Data entries for graphics:
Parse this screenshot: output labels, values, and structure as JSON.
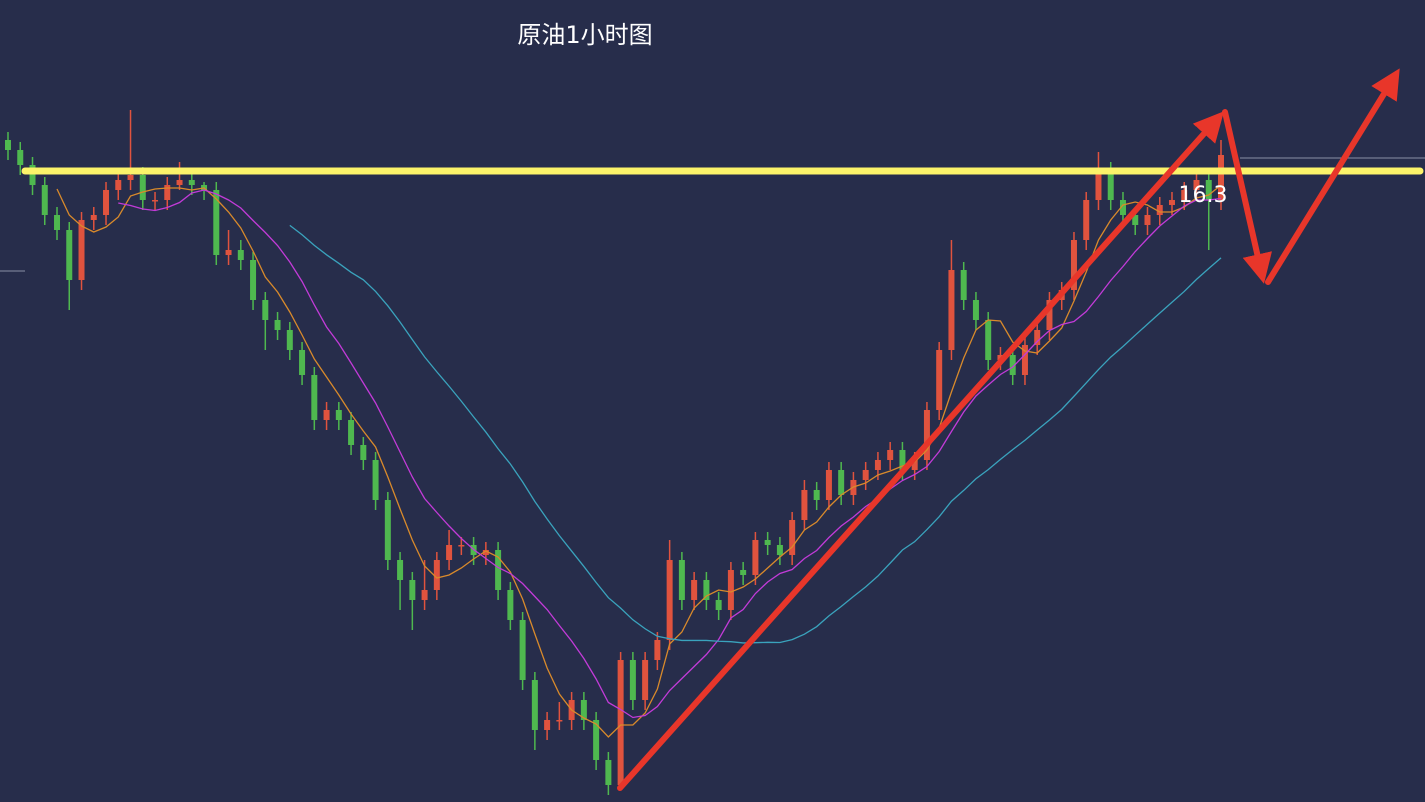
{
  "chart_data": {
    "type": "candlestick",
    "title": "原油1小时图",
    "ylim": [
      9.99,
      18.01
    ],
    "level": 16.3,
    "level_color": "#fbf36a",
    "up_color": "#e0533e",
    "down_color": "#4fb84f",
    "ma_colors": [
      "#d98a2b",
      "#c23bd8",
      "#3aa3bd"
    ],
    "open": [
      16.61,
      16.51,
      16.36,
      16.16,
      15.86,
      15.71,
      15.21,
      15.81,
      15.86,
      16.11,
      16.21,
      16.26,
      16.01,
      16.01,
      16.16,
      16.21,
      16.16,
      16.11,
      15.46,
      15.51,
      15.41,
      15.01,
      14.81,
      14.71,
      14.51,
      14.26,
      13.81,
      13.91,
      13.81,
      13.56,
      13.41,
      13.01,
      12.41,
      12.21,
      12.01,
      12.11,
      12.41,
      12.56,
      12.56,
      12.46,
      12.51,
      12.11,
      11.81,
      11.21,
      10.71,
      10.81,
      10.81,
      11.01,
      10.81,
      10.41,
      10.16,
      11.41,
      11.01,
      11.41,
      11.61,
      12.41,
      12.01,
      12.21,
      12.01,
      11.91,
      12.31,
      12.26,
      12.61,
      12.56,
      12.46,
      12.81,
      13.11,
      13.01,
      13.31,
      13.06,
      13.21,
      13.31,
      13.41,
      13.51,
      13.31,
      13.41,
      13.91,
      14.51,
      15.31,
      15.01,
      14.81,
      14.41,
      14.46,
      14.26,
      14.56,
      14.71,
      15.01,
      15.11,
      15.61,
      16.01,
      16.31,
      16.01,
      15.86,
      15.76,
      15.86,
      15.96,
      16.01,
      16.11,
      16.21,
      16.01
    ],
    "high": [
      16.69,
      16.59,
      16.44,
      16.24,
      15.94,
      15.79,
      15.89,
      15.94,
      16.19,
      16.29,
      16.91,
      16.34,
      16.09,
      16.24,
      16.39,
      16.29,
      16.19,
      16.19,
      15.71,
      15.61,
      15.49,
      15.09,
      14.89,
      14.79,
      14.59,
      14.34,
      13.99,
      13.99,
      13.89,
      13.64,
      13.49,
      13.09,
      12.49,
      12.29,
      12.41,
      12.49,
      12.71,
      12.64,
      12.64,
      12.59,
      12.59,
      12.19,
      11.89,
      11.29,
      10.89,
      10.99,
      11.09,
      11.09,
      10.89,
      10.49,
      11.49,
      11.49,
      11.49,
      11.69,
      12.61,
      12.49,
      12.29,
      12.29,
      12.09,
      12.39,
      12.39,
      12.69,
      12.69,
      12.64,
      12.89,
      13.21,
      13.19,
      13.39,
      13.39,
      13.29,
      13.39,
      13.49,
      13.59,
      13.59,
      13.49,
      13.99,
      14.59,
      15.61,
      15.39,
      15.09,
      14.89,
      14.54,
      14.54,
      14.64,
      14.79,
      15.09,
      15.19,
      15.69,
      16.09,
      16.49,
      16.39,
      16.09,
      15.94,
      15.94,
      16.04,
      16.09,
      16.19,
      16.29,
      16.29,
      16.61
    ],
    "low": [
      16.41,
      16.26,
      16.06,
      15.76,
      15.61,
      14.91,
      15.11,
      15.71,
      15.76,
      16.01,
      16.11,
      15.91,
      15.91,
      15.91,
      16.11,
      16.06,
      16.01,
      15.36,
      15.36,
      15.31,
      14.91,
      14.51,
      14.61,
      14.41,
      14.16,
      13.71,
      13.71,
      13.71,
      13.46,
      13.31,
      12.91,
      12.31,
      11.91,
      11.71,
      11.91,
      12.01,
      12.31,
      12.46,
      12.36,
      12.36,
      12.01,
      11.71,
      11.11,
      10.51,
      10.61,
      10.71,
      10.71,
      10.71,
      10.31,
      10.06,
      10.11,
      10.91,
      10.91,
      11.31,
      11.51,
      11.91,
      11.91,
      11.91,
      11.81,
      11.81,
      12.16,
      12.16,
      12.46,
      12.36,
      12.36,
      12.71,
      12.91,
      12.91,
      12.96,
      12.96,
      13.11,
      13.21,
      13.31,
      13.21,
      13.21,
      13.31,
      13.81,
      14.41,
      14.91,
      14.71,
      14.31,
      14.31,
      14.16,
      14.16,
      14.46,
      14.61,
      14.91,
      15.01,
      15.51,
      15.91,
      15.91,
      15.76,
      15.66,
      15.66,
      15.76,
      15.86,
      15.91,
      16.01,
      15.51,
      15.91
    ],
    "close": [
      16.51,
      16.36,
      16.16,
      15.86,
      15.71,
      15.21,
      15.81,
      15.86,
      16.11,
      16.21,
      16.26,
      16.01,
      16.01,
      16.16,
      16.21,
      16.16,
      16.11,
      15.46,
      15.51,
      15.41,
      15.01,
      14.81,
      14.71,
      14.51,
      14.26,
      13.81,
      13.91,
      13.81,
      13.56,
      13.41,
      13.01,
      12.41,
      12.21,
      12.01,
      12.11,
      12.41,
      12.56,
      12.56,
      12.46,
      12.51,
      12.11,
      11.81,
      11.21,
      10.71,
      10.81,
      10.81,
      11.01,
      10.81,
      10.41,
      10.16,
      11.41,
      11.01,
      11.41,
      11.61,
      12.41,
      12.01,
      12.21,
      12.01,
      11.91,
      12.31,
      12.26,
      12.61,
      12.56,
      12.46,
      12.81,
      13.11,
      13.01,
      13.31,
      13.06,
      13.21,
      13.31,
      13.41,
      13.51,
      13.31,
      13.41,
      13.91,
      14.51,
      15.31,
      15.01,
      14.81,
      14.41,
      14.46,
      14.26,
      14.56,
      14.71,
      15.01,
      15.11,
      15.61,
      16.01,
      16.31,
      16.01,
      15.86,
      15.76,
      15.86,
      15.96,
      16.01,
      16.11,
      16.21,
      16.01,
      16.46
    ]
  }
}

Requirement: Can the entries above be repeated exactly, without their pictures?

Full solution:
Parse this screenshot: output labels, values, and structure as JSON.
{
  "chart_data": {
    "type": "candlestick",
    "title": "原油1小时图",
    "ylim": [
      9.99,
      18.01
    ],
    "level": 16.3,
    "level_color": "#fbf36a",
    "up_color": "#e0533e",
    "down_color": "#4fb84f",
    "ma_colors": [
      "#d98a2b",
      "#c23bd8",
      "#3aa3bd"
    ],
    "open": [
      16.61,
      16.51,
      16.36,
      16.16,
      15.86,
      15.71,
      15.21,
      15.81,
      15.86,
      16.11,
      16.21,
      16.26,
      16.01,
      16.01,
      16.16,
      16.21,
      16.16,
      16.11,
      15.46,
      15.51,
      15.41,
      15.01,
      14.81,
      14.71,
      14.51,
      14.26,
      13.81,
      13.91,
      13.81,
      13.56,
      13.41,
      13.01,
      12.41,
      12.21,
      12.01,
      12.11,
      12.41,
      12.56,
      12.56,
      12.46,
      12.51,
      12.11,
      11.81,
      11.21,
      10.71,
      10.81,
      10.81,
      11.01,
      10.81,
      10.41,
      10.16,
      11.41,
      11.01,
      11.41,
      11.61,
      12.41,
      12.01,
      12.21,
      12.01,
      11.91,
      12.31,
      12.26,
      12.61,
      12.56,
      12.46,
      12.81,
      13.11,
      13.01,
      13.31,
      13.06,
      13.21,
      13.31,
      13.41,
      13.51,
      13.31,
      13.41,
      13.91,
      14.51,
      15.31,
      15.01,
      14.81,
      14.41,
      14.46,
      14.26,
      14.56,
      14.71,
      15.01,
      15.11,
      15.61,
      16.01,
      16.31,
      16.01,
      15.86,
      15.76,
      15.86,
      15.96,
      16.01,
      16.11,
      16.21,
      16.01
    ],
    "high": [
      16.69,
      16.59,
      16.44,
      16.24,
      15.94,
      15.79,
      15.89,
      15.94,
      16.19,
      16.29,
      16.91,
      16.34,
      16.09,
      16.24,
      16.39,
      16.29,
      16.19,
      16.19,
      15.71,
      15.61,
      15.49,
      15.09,
      14.89,
      14.79,
      14.59,
      14.34,
      13.99,
      13.99,
      13.89,
      13.64,
      13.49,
      13.09,
      12.49,
      12.29,
      12.41,
      12.49,
      12.71,
      12.64,
      12.64,
      12.59,
      12.59,
      12.19,
      11.89,
      11.29,
      10.89,
      10.99,
      11.09,
      11.09,
      10.89,
      10.49,
      11.49,
      11.49,
      11.49,
      11.69,
      12.61,
      12.49,
      12.29,
      12.29,
      12.09,
      12.39,
      12.39,
      12.69,
      12.69,
      12.64,
      12.89,
      13.21,
      13.19,
      13.39,
      13.39,
      13.29,
      13.39,
      13.49,
      13.59,
      13.59,
      13.49,
      13.99,
      14.59,
      15.61,
      15.39,
      15.09,
      14.89,
      14.54,
      14.54,
      14.64,
      14.79,
      15.09,
      15.19,
      15.69,
      16.09,
      16.49,
      16.39,
      16.09,
      15.94,
      15.94,
      16.04,
      16.09,
      16.19,
      16.29,
      16.29,
      16.61
    ],
    "low": [
      16.41,
      16.26,
      16.06,
      15.76,
      15.61,
      14.91,
      15.11,
      15.71,
      15.76,
      16.01,
      16.11,
      15.91,
      15.91,
      15.91,
      16.11,
      16.06,
      16.01,
      15.36,
      15.36,
      15.31,
      14.91,
      14.51,
      14.61,
      14.41,
      14.16,
      13.71,
      13.71,
      13.71,
      13.46,
      13.31,
      12.91,
      12.31,
      11.91,
      11.71,
      11.91,
      12.01,
      12.31,
      12.46,
      12.36,
      12.36,
      12.01,
      11.71,
      11.11,
      10.51,
      10.61,
      10.71,
      10.71,
      10.71,
      10.31,
      10.06,
      10.11,
      10.91,
      10.91,
      11.31,
      11.51,
      11.91,
      11.91,
      11.91,
      11.81,
      11.81,
      12.16,
      12.16,
      12.46,
      12.36,
      12.36,
      12.71,
      12.91,
      12.91,
      12.96,
      12.96,
      13.11,
      13.21,
      13.31,
      13.21,
      13.21,
      13.31,
      13.81,
      14.41,
      14.91,
      14.71,
      14.31,
      14.31,
      14.16,
      14.16,
      14.46,
      14.61,
      14.91,
      15.01,
      15.51,
      15.91,
      15.91,
      15.76,
      15.66,
      15.66,
      15.76,
      15.86,
      15.91,
      16.01,
      15.51,
      15.91
    ],
    "close": [
      16.51,
      16.36,
      16.16,
      15.86,
      15.71,
      15.21,
      15.81,
      15.86,
      16.11,
      16.21,
      16.26,
      16.01,
      16.01,
      16.16,
      16.21,
      16.16,
      16.11,
      15.46,
      15.51,
      15.41,
      15.01,
      14.81,
      14.71,
      14.51,
      14.26,
      13.81,
      13.91,
      13.81,
      13.56,
      13.41,
      13.01,
      12.41,
      12.21,
      12.01,
      12.11,
      12.41,
      12.56,
      12.56,
      12.46,
      12.51,
      12.11,
      11.81,
      11.21,
      10.71,
      10.81,
      10.81,
      11.01,
      10.81,
      10.41,
      10.16,
      11.41,
      11.01,
      11.41,
      11.61,
      12.41,
      12.01,
      12.21,
      12.01,
      11.91,
      12.31,
      12.26,
      12.61,
      12.56,
      12.46,
      12.81,
      13.11,
      13.01,
      13.31,
      13.06,
      13.21,
      13.31,
      13.41,
      13.51,
      13.31,
      13.41,
      13.91,
      14.51,
      15.31,
      15.01,
      14.81,
      14.41,
      14.46,
      14.26,
      14.56,
      14.71,
      15.01,
      15.11,
      15.61,
      16.01,
      16.31,
      16.01,
      15.86,
      15.76,
      15.86,
      15.96,
      16.01,
      16.11,
      16.21,
      16.01,
      16.46
    ]
  }
}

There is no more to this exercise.